(Spatial layout entries)
┌──

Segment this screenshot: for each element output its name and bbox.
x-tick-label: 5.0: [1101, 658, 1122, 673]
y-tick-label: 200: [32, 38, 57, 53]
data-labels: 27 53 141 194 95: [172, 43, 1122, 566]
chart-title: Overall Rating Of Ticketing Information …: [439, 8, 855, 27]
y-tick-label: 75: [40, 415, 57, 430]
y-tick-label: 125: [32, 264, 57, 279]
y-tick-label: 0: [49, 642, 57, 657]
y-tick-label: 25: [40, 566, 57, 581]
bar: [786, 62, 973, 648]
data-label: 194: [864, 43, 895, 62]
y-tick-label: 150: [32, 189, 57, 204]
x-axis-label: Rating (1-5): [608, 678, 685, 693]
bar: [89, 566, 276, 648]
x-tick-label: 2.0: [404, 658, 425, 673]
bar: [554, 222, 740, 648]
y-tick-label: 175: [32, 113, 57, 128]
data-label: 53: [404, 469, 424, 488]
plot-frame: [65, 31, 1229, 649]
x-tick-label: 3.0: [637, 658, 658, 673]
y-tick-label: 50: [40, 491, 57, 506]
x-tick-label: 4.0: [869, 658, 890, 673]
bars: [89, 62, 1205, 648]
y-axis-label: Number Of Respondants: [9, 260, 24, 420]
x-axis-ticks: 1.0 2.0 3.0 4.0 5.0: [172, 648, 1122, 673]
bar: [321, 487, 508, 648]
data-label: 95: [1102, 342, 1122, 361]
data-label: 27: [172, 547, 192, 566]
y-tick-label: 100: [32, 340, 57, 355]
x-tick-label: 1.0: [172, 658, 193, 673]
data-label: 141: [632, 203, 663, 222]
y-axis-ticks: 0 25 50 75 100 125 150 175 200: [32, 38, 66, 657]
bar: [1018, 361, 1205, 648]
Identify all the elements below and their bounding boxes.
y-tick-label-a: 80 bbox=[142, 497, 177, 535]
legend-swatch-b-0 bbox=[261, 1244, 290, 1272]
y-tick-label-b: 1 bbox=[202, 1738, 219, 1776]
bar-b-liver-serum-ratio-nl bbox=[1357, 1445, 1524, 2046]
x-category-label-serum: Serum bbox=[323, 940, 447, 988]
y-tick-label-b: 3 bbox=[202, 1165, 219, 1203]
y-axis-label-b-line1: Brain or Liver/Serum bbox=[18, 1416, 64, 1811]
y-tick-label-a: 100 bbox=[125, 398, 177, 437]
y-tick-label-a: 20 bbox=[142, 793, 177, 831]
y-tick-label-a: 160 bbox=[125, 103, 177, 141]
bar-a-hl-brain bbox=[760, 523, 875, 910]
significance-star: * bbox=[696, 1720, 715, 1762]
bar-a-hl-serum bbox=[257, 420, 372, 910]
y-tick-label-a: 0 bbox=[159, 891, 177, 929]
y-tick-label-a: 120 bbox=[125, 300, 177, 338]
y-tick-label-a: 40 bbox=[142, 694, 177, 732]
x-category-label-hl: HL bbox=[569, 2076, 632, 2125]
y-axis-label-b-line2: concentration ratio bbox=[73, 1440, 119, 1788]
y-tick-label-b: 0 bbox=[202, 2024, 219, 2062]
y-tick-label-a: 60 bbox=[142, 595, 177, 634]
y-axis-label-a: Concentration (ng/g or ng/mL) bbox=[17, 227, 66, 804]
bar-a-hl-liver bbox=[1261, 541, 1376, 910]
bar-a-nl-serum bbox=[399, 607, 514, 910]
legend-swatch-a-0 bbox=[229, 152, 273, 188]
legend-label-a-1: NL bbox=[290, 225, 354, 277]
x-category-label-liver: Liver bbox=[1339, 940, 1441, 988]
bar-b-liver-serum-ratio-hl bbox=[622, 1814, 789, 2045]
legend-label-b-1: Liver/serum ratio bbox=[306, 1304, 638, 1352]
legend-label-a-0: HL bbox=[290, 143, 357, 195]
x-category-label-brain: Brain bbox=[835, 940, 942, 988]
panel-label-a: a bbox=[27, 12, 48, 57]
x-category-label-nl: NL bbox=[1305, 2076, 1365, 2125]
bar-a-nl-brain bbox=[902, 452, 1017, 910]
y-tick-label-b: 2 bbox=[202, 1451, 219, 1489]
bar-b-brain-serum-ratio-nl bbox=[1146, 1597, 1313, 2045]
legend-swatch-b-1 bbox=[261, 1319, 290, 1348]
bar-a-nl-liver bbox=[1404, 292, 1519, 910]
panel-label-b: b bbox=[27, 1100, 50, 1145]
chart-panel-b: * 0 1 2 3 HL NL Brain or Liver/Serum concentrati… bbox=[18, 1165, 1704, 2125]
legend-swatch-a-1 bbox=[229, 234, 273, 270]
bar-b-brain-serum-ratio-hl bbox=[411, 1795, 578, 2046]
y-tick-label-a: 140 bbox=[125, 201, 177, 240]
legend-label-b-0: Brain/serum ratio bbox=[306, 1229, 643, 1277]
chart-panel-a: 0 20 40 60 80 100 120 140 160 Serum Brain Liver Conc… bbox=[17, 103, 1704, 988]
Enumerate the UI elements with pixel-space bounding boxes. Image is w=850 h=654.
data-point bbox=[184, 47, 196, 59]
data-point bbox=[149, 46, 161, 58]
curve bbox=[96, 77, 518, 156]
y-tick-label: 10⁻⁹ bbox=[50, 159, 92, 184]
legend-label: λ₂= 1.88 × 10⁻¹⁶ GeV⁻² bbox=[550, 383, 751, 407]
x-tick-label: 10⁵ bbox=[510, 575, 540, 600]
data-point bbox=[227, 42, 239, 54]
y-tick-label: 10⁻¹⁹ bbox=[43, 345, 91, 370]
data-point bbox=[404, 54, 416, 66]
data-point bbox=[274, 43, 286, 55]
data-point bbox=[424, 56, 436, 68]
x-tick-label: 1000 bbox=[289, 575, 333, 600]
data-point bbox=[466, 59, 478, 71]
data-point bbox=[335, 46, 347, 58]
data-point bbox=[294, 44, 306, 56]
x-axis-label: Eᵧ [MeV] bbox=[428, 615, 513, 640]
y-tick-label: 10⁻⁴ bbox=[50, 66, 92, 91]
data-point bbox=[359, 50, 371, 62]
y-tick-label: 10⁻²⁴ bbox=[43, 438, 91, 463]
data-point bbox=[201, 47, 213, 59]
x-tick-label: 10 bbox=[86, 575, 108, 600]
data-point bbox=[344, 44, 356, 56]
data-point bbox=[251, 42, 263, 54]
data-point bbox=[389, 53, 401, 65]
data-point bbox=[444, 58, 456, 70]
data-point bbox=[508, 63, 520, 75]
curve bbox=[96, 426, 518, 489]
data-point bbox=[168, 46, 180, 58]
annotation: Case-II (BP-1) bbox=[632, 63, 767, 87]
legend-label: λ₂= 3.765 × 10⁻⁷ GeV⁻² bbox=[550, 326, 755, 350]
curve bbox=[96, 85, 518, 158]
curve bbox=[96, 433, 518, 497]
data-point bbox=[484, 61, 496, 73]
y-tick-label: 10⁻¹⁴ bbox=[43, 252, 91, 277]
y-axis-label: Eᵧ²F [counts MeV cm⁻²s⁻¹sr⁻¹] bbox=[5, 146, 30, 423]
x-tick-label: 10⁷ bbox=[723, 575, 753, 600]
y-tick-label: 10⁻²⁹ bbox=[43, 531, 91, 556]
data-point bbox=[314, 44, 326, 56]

└──

→ **CHALLENGE**:
Put every one of the rows above into a Markdown table with two columns, Row and Line, where Row holds the row's number and Line holds its text. Leave out any blank lines.

→ **RESULT**:
| Row | Line |
|---|---|
| 1 | Segment this screenshot: for each element output its name and bbox. |
| 2 | x-tick-label: 5.0: [1101, 658, 1122, 673] |
| 3 | y-tick-label: 200: [32, 38, 57, 53] |
| 4 | data-labels: 27 53 141 194 95: [172, 43, 1122, 566] |
| 5 | chart-title: Overall Rating Of Ticketing Information …: [439, 8, 855, 27] |
| 6 | y-tick-label: 75: [40, 415, 57, 430] |
| 7 | y-tick-label: 125: [32, 264, 57, 279] |
| 8 | y-tick-label: 0: [49, 642, 57, 657] |
| 9 | y-tick-label: 25: [40, 566, 57, 581] |
| 10 | bar: [786, 62, 973, 648] |
| 11 | data-label: 194: [864, 43, 895, 62] |
| 12 | y-tick-label: 150: [32, 189, 57, 204] |
| 13 | x-axis-label: Rating (1-5): [608, 678, 685, 693] |
| 14 | bar: [89, 566, 276, 648] |
| 15 | x-tick-label: 2.0: [404, 658, 425, 673] |
| 16 | bar: [554, 222, 740, 648] |
| 17 | y-tick-label: 175: [32, 113, 57, 128] |
| 18 | data-label: 53: [404, 469, 424, 488] |
| 19 | plot-frame: [65, 31, 1229, 649] |
| 20 | x-tick-label: 3.0: [637, 658, 658, 673] |
| 21 | y-tick-label: 50: [40, 491, 57, 506] |
| 22 | x-tick-label: 4.0: [869, 658, 890, 673] |
| 23 | bars: [89, 62, 1205, 648] |
| 24 | y-axis-label: Number Of Respondants: [9, 260, 24, 420] |
| 25 | x-axis-ticks: 1.0 2.0 3.0 4.0 5.0: [172, 648, 1122, 673] |
| 26 | bar: [321, 487, 508, 648] |
| 27 | data-label: 95: [1102, 342, 1122, 361] |
| 28 | data-label: 27: [172, 547, 192, 566] |
| 29 | y-tick-label: 100: [32, 340, 57, 355] |
| 30 | x-tick-label: 1.0: [172, 658, 193, 673] |
| 31 | data-label: 141: [632, 203, 663, 222] |
| 32 | y-axis-ticks: 0 25 50 75 100 125 150 175 200: [32, 38, 66, 657] |
| 33 | bar: [1018, 361, 1205, 648] |
| 34 | Identify all the elements below and their bounding boxes. |
| 35 | y-tick-label-a: 80 bbox=[142, 497, 177, 535] |
| 36 | legend-swatch-b-0 bbox=[261, 1244, 290, 1272] |
| 37 | y-tick-label-b: 1 bbox=[202, 1738, 219, 1776] |
| 38 | bar-b-liver-serum-ratio-nl bbox=[1357, 1445, 1524, 2046] |
| 39 | x-category-label-serum: Serum bbox=[323, 940, 447, 988] |
| 40 | y-tick-label-b: 3 bbox=[202, 1165, 219, 1203] |
| 41 | y-axis-label-b-line1: Brain or Liver/Serum bbox=[18, 1416, 64, 1811] |
| 42 | y-tick-label-a: 100 bbox=[125, 398, 177, 437] |
| 43 | y-tick-label-a: 20 bbox=[142, 793, 177, 831] |
| 44 | y-tick-label-a: 160 bbox=[125, 103, 177, 141] |
| 45 | bar-a-hl-brain bbox=[760, 523, 875, 910] |
| 46 | significance-star: * bbox=[696, 1720, 715, 1762] |
| 47 | bar-a-hl-serum bbox=[257, 420, 372, 910] |
| 48 | y-tick-label-a: 0 bbox=[159, 891, 177, 929] |
| 49 | y-tick-label-a: 120 bbox=[125, 300, 177, 338] |
| 50 | y-tick-label-a: 40 bbox=[142, 694, 177, 732] |
| 51 | x-category-label-hl: HL bbox=[569, 2076, 632, 2125] |
| 52 | y-axis-label-b-line2: concentration ratio bbox=[73, 1440, 119, 1788] |
| 53 | y-tick-label-b: 0 bbox=[202, 2024, 219, 2062] |
| 54 | y-tick-label-a: 60 bbox=[142, 595, 177, 634] |
| 55 | y-axis-label-a: Concentration (ng/g or ng/mL) bbox=[17, 227, 66, 804] |
| 56 | bar-a-hl-liver bbox=[1261, 541, 1376, 910] |
| 57 | bar-a-nl-serum bbox=[399, 607, 514, 910] |
| 58 | legend-swatch-a-0 bbox=[229, 152, 273, 188] |
| 59 | legend-label-a-1: NL bbox=[290, 225, 354, 277] |
| 60 | x-category-label-liver: Liver bbox=[1339, 940, 1441, 988] |
| 61 | bar-b-liver-serum-ratio-hl bbox=[622, 1814, 789, 2045] |
| 62 | legend-label-b-1: Liver/serum ratio bbox=[306, 1304, 638, 1352] |
| 63 | legend-label-a-0: HL bbox=[290, 143, 357, 195] |
| 64 | x-category-label-brain: Brain bbox=[835, 940, 942, 988] |
| 65 | panel-label-a: a bbox=[27, 12, 48, 57] |
| 66 | x-category-label-nl: NL bbox=[1305, 2076, 1365, 2125] |
| 67 | bar-a-nl-brain bbox=[902, 452, 1017, 910] |
| 68 | y-tick-label-b: 2 bbox=[202, 1451, 219, 1489] |
| 69 | bar-b-brain-serum-ratio-nl bbox=[1146, 1597, 1313, 2045] |
| 70 | legend-swatch-b-1 bbox=[261, 1319, 290, 1348] |
| 71 | bar-a-nl-liver bbox=[1404, 292, 1519, 910] |
| 72 | panel-label-b: b bbox=[27, 1100, 50, 1145] |
| 73 | chart-panel-b: * 0 1 2 3 HL NL Brain or Liver/Serum concentrati… bbox=[18, 1165, 1704, 2125] |
| 74 | legend-swatch-a-1 bbox=[229, 234, 273, 270] |
| 75 | bar-b-brain-serum-ratio-hl bbox=[411, 1795, 578, 2046] |
| 76 | y-tick-label-a: 140 bbox=[125, 201, 177, 240] |
| 77 | legend-label-b-0: Brain/serum ratio bbox=[306, 1229, 643, 1277] |
| 78 | chart-panel-a: 0 20 40 60 80 100 120 140 160 Serum Brain Liver Conc… bbox=[17, 103, 1704, 988] |
| 79 | Enumerate the UI elements with pixel-space bounding boxes. Image is w=850 h=654. |
| 80 | data-point bbox=[184, 47, 196, 59] |
| 81 | data-point bbox=[149, 46, 161, 58] |
| 82 | curve bbox=[96, 77, 518, 156] |
| 83 | y-tick-label: 10⁻⁹ bbox=[50, 159, 92, 184] |
| 84 | legend-label: λ₂= 1.88 × 10⁻¹⁶ GeV⁻² bbox=[550, 383, 751, 407] |
| 85 | x-tick-label: 10⁵ bbox=[510, 575, 540, 600] |
| 86 | data-point bbox=[227, 42, 239, 54] |
| 87 | y-tick-label: 10⁻¹⁹ bbox=[43, 345, 91, 370] |
| 88 | data-point bbox=[404, 54, 416, 66] |
| 89 | data-point bbox=[274, 43, 286, 55] |
| 90 | data-point bbox=[424, 56, 436, 68] |
| 91 | x-tick-label: 1000 bbox=[289, 575, 333, 600] |
| 92 | data-point bbox=[466, 59, 478, 71] |
| 93 | data-point bbox=[335, 46, 347, 58] |
| 94 | data-point bbox=[294, 44, 306, 56] |
| 95 | x-axis-label: Eᵧ [MeV] bbox=[428, 615, 513, 640] |
| 96 | y-tick-label: 10⁻⁴ bbox=[50, 66, 92, 91] |
| 97 | data-point bbox=[359, 50, 371, 62] |
| 98 | y-tick-label: 10⁻²⁴ bbox=[43, 438, 91, 463] |
| 99 | data-point bbox=[201, 47, 213, 59] |
| 100 | x-tick-label: 10 bbox=[86, 575, 108, 600] |
| 101 | data-point bbox=[344, 44, 356, 56] |
| 102 | data-point bbox=[251, 42, 263, 54] |
| 103 | data-point bbox=[389, 53, 401, 65] |
| 104 | data-point bbox=[444, 58, 456, 70] |
| 105 | data-point bbox=[508, 63, 520, 75] |
| 106 | curve bbox=[96, 426, 518, 489] |
| 107 | data-point bbox=[168, 46, 180, 58] |
| 108 | annotation: Case-II (BP-1) bbox=[632, 63, 767, 87] |
| 109 | legend-label: λ₂= 3.765 × 10⁻⁷ GeV⁻² bbox=[550, 326, 755, 350] |
| 110 | curve bbox=[96, 85, 518, 158] |
| 111 | curve bbox=[96, 433, 518, 497] |
| 112 | data-point bbox=[484, 61, 496, 73] |
| 113 | y-tick-label: 10⁻¹⁴ bbox=[43, 252, 91, 277] |
| 114 | y-axis-label: Eᵧ²F [counts MeV cm⁻²s⁻¹sr⁻¹] bbox=[5, 146, 30, 423] |
| 115 | x-tick-label: 10⁷ bbox=[723, 575, 753, 600] |
| 116 | y-tick-label: 10⁻²⁹ bbox=[43, 531, 91, 556] |
| 117 | data-point bbox=[314, 44, 326, 56] |